● WORK TO BE COMPLETED:
Give only the number of lines that include the string "ՍԱՐՉԱՊԵՏԻ".

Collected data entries
==============================

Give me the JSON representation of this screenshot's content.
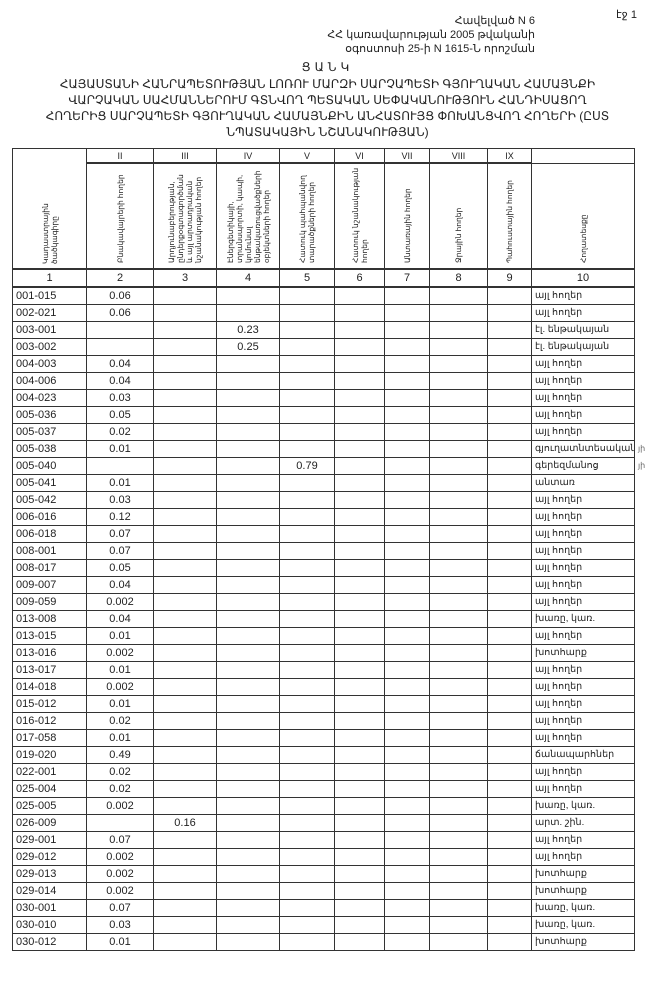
{
  "page_label": "էջ 1",
  "header": {
    "line1": "Հավելված N 6",
    "line2": "ՀՀ կառավարության 2005 թվականի",
    "line3": "օգոստոսի 25-ի N 1615-Ն որոշման"
  },
  "title": {
    "heading": "ՑԱՆԿ",
    "line1": "ՀԱՅԱՍՏԱՆԻ ՀԱՆՐԱՊԵՏՈՒԹՅԱՆ ԼՈՌՈՒ ՄԱՐԶԻ ՍԱՐՉԱՊԵՏԻ ԳՅՈՒՂԱԿԱՆ ՀԱՄԱՅՆՔԻ",
    "line2": "ՎԱՐՉԱԿԱՆ ՍԱՀՄԱՆՆԵՐՈՒՄ ԳՏՆՎՈՂ ՊԵՏԱԿԱՆ ՍԵՓԱԿԱՆՈՒԹՅՈՒՆ ՀԱՆԴԻՍԱՑՈՂ",
    "line3": "ՀՈՂԵՐԻՑ ՍԱՐՉԱՊԵՏԻ ԳՅՈՒՂԱԿԱՆ ՀԱՄԱՅՆՔԻՆ ԱՆՀԱՏՈՒՅՑ ՓՈԽԱՆՑՎՈՂ ՀՈՂԵՐԻ (ԸՍՏ",
    "line4": "ՆՊԱՏԱԿԱՅԻՆ ՆՇԱՆԱԿՈՒԹՅԱՆ)"
  },
  "table": {
    "roman": [
      "",
      "II",
      "III",
      "IV",
      "V",
      "VI",
      "VII",
      "VIII",
      "IX",
      ""
    ],
    "labels": [
      "Կադաստրային ծածկագիրը",
      "Բնակավայրերի հողեր",
      "Արդյունաբերության, ընդերքօգտագործման և այլ արտադրական նշանակության հողեր",
      "Էներգետիկայի, տրանսպորտի, կապի, կոմունալ ենթակառուցվածքների օբյեկտների հողեր",
      "Հատուկ պահպանվող տարածքների հողեր",
      "Հատուկ նշանակության հողեր",
      "Անտառային հողեր",
      "Ջրային հողեր",
      "Պահուստային հողեր",
      "Հողատեսքը"
    ],
    "numbers": [
      "1",
      "2",
      "3",
      "4",
      "5",
      "6",
      "7",
      "8",
      "9",
      "10"
    ],
    "rows": [
      {
        "code": "001-015",
        "c2": "0.06",
        "c3": "",
        "c4": "",
        "c5": "",
        "type": "այլ հողեր"
      },
      {
        "code": "002-021",
        "c2": "0.06",
        "c3": "",
        "c4": "",
        "c5": "",
        "type": "այլ հողեր"
      },
      {
        "code": "003-001",
        "c2": "",
        "c3": "",
        "c4": "0.23",
        "c5": "",
        "type": "էլ. ենթակայան"
      },
      {
        "code": "003-002",
        "c2": "",
        "c3": "",
        "c4": "0.25",
        "c5": "",
        "type": "էլ. ենթակայան"
      },
      {
        "code": "004-003",
        "c2": "0.04",
        "c3": "",
        "c4": "",
        "c5": "",
        "type": "այլ հողեր"
      },
      {
        "code": "004-006",
        "c2": "0.04",
        "c3": "",
        "c4": "",
        "c5": "",
        "type": "այլ հողեր"
      },
      {
        "code": "004-023",
        "c2": "0.03",
        "c3": "",
        "c4": "",
        "c5": "",
        "type": "այլ հողեր"
      },
      {
        "code": "005-036",
        "c2": "0.05",
        "c3": "",
        "c4": "",
        "c5": "",
        "type": "այլ հողեր"
      },
      {
        "code": "005-037",
        "c2": "0.02",
        "c3": "",
        "c4": "",
        "c5": "",
        "type": "այլ հողեր"
      },
      {
        "code": "005-038",
        "c2": "0.01",
        "c3": "",
        "c4": "",
        "c5": "",
        "type": "գյուղատնտեսական",
        "note": "յի"
      },
      {
        "code": "005-040",
        "c2": "",
        "c3": "",
        "c4": "",
        "c5": "0.79",
        "type": "գերեզմանոց",
        "note": "յի"
      },
      {
        "code": "005-041",
        "c2": "0.01",
        "c3": "",
        "c4": "",
        "c5": "",
        "type": "անտառ"
      },
      {
        "code": "005-042",
        "c2": "0.03",
        "c3": "",
        "c4": "",
        "c5": "",
        "type": "այլ հողեր"
      },
      {
        "code": "006-016",
        "c2": "0.12",
        "c3": "",
        "c4": "",
        "c5": "",
        "type": "այլ հողեր"
      },
      {
        "code": "006-018",
        "c2": "0.07",
        "c3": "",
        "c4": "",
        "c5": "",
        "type": "այլ հողեր"
      },
      {
        "code": "008-001",
        "c2": "0.07",
        "c3": "",
        "c4": "",
        "c5": "",
        "type": "այլ հողեր"
      },
      {
        "code": "008-017",
        "c2": "0.05",
        "c3": "",
        "c4": "",
        "c5": "",
        "type": "այլ հողեր"
      },
      {
        "code": "009-007",
        "c2": "0.04",
        "c3": "",
        "c4": "",
        "c5": "",
        "type": "այլ հողեր"
      },
      {
        "code": "009-059",
        "c2": "0.002",
        "c3": "",
        "c4": "",
        "c5": "",
        "type": "այլ հողեր"
      },
      {
        "code": "013-008",
        "c2": "0.04",
        "c3": "",
        "c4": "",
        "c5": "",
        "type": "խառը, կառ."
      },
      {
        "code": "013-015",
        "c2": "0.01",
        "c3": "",
        "c4": "",
        "c5": "",
        "type": "այլ հողեր"
      },
      {
        "code": "013-016",
        "c2": "0.002",
        "c3": "",
        "c4": "",
        "c5": "",
        "type": "խոտհարք"
      },
      {
        "code": "013-017",
        "c2": "0.01",
        "c3": "",
        "c4": "",
        "c5": "",
        "type": "այլ հողեր"
      },
      {
        "code": "014-018",
        "c2": "0.002",
        "c3": "",
        "c4": "",
        "c5": "",
        "type": "այլ հողեր"
      },
      {
        "code": "015-012",
        "c2": "0.01",
        "c3": "",
        "c4": "",
        "c5": "",
        "type": "այլ հողեր"
      },
      {
        "code": "016-012",
        "c2": "0.02",
        "c3": "",
        "c4": "",
        "c5": "",
        "type": "այլ հողեր"
      },
      {
        "code": "017-058",
        "c2": "0.01",
        "c3": "",
        "c4": "",
        "c5": "",
        "type": "այլ հողեր"
      },
      {
        "code": "019-020",
        "c2": "0.49",
        "c3": "",
        "c4": "",
        "c5": "",
        "type": "ճանապարհներ"
      },
      {
        "code": "022-001",
        "c2": "0.02",
        "c3": "",
        "c4": "",
        "c5": "",
        "type": "այլ հողեր"
      },
      {
        "code": "025-004",
        "c2": "0.02",
        "c3": "",
        "c4": "",
        "c5": "",
        "type": "այլ հողեր"
      },
      {
        "code": "025-005",
        "c2": "0.002",
        "c3": "",
        "c4": "",
        "c5": "",
        "type": "խառը, կառ."
      },
      {
        "code": "026-009",
        "c2": "",
        "c3": "0.16",
        "c4": "",
        "c5": "",
        "type": "արտ. շին."
      },
      {
        "code": "029-001",
        "c2": "0.07",
        "c3": "",
        "c4": "",
        "c5": "",
        "type": "այլ հողեր"
      },
      {
        "code": "029-012",
        "c2": "0.002",
        "c3": "",
        "c4": "",
        "c5": "",
        "type": "այլ հողեր"
      },
      {
        "code": "029-013",
        "c2": "0.002",
        "c3": "",
        "c4": "",
        "c5": "",
        "type": "խոտհարք"
      },
      {
        "code": "029-014",
        "c2": "0.002",
        "c3": "",
        "c4": "",
        "c5": "",
        "type": "խոտհարք"
      },
      {
        "code": "030-001",
        "c2": "0.07",
        "c3": "",
        "c4": "",
        "c5": "",
        "type": "խառը, կառ."
      },
      {
        "code": "030-010",
        "c2": "0.03",
        "c3": "",
        "c4": "",
        "c5": "",
        "type": "խառը, կառ."
      },
      {
        "code": "030-012",
        "c2": "0.01",
        "c3": "",
        "c4": "",
        "c5": "",
        "type": "խոտհարք"
      }
    ]
  }
}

==============================

● SOLUTION:
2